=== What to do ===
All of the material below is to be repeated exactly.

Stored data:

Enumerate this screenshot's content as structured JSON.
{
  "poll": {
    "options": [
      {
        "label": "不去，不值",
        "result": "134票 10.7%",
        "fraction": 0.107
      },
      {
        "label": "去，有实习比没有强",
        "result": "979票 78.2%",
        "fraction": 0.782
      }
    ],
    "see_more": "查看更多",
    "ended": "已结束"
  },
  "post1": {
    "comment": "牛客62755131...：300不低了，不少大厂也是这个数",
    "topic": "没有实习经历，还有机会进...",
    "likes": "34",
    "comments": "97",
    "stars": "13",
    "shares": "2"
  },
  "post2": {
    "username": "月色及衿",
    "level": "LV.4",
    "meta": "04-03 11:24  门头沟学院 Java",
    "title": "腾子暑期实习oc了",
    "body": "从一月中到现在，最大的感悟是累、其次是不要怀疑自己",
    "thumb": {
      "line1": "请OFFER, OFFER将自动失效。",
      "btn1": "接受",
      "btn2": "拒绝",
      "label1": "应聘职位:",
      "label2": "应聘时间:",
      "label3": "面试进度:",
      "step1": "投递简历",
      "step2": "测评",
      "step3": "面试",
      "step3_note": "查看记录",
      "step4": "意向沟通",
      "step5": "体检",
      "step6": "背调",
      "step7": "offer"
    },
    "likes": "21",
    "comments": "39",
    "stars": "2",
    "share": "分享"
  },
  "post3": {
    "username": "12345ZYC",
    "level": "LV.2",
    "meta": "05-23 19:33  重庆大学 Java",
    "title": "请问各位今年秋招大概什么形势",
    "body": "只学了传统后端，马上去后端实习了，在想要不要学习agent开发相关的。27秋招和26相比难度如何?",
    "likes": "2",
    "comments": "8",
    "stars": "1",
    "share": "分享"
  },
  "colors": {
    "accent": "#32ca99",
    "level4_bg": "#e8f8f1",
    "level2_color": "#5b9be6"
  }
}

=== Finished answer ===
Enumerate this screenshot's content as structured JSON.
{
  "poll": {
    "options": [
      {
        "label": "不去，不值",
        "result": "134票 10.7%",
        "fraction": 0.107
      },
      {
        "label": "去，有实习比没有强",
        "result": "979票 78.2%",
        "fraction": 0.782
      }
    ],
    "see_more": "查看更多",
    "ended": "已结束"
  },
  "post1": {
    "comment": "牛客62755131...：300不低了，不少大厂也是这个数",
    "topic": "没有实习经历，还有机会进...",
    "likes": "34",
    "comments": "97",
    "stars": "13",
    "shares": "2"
  },
  "post2": {
    "username": "月色及衿",
    "level": "LV.4",
    "meta": "04-03 11:24  门头沟学院 Java",
    "title": "腾子暑期实习oc了",
    "body": "从一月中到现在，最大的感悟是累、其次是不要怀疑自己",
    "thumb": {
      "line1": "请OFFER, OFFER将自动失效。",
      "btn1": "接受",
      "btn2": "拒绝",
      "label1": "应聘职位:",
      "label2": "应聘时间:",
      "label3": "面试进度:",
      "step1": "投递简历",
      "step2": "测评",
      "step3": "面试",
      "step3_note": "查看记录",
      "step4": "意向沟通",
      "step5": "体检",
      "step6": "背调",
      "step7": "offer"
    },
    "likes": "21",
    "comments": "39",
    "stars": "2",
    "share": "分享"
  },
  "post3": {
    "username": "12345ZYC",
    "level": "LV.2",
    "meta": "05-23 19:33  重庆大学 Java",
    "title": "请问各位今年秋招大概什么形势",
    "body": "只学了传统后端，马上去后端实习了，在想要不要学习agent开发相关的。27秋招和26相比难度如何?",
    "likes": "2",
    "comments": "8",
    "stars": "1",
    "share": "分享"
  },
  "colors": {
    "accent": "#32ca99",
    "level4_bg": "#e8f8f1",
    "level2_color": "#5b9be6"
  }
}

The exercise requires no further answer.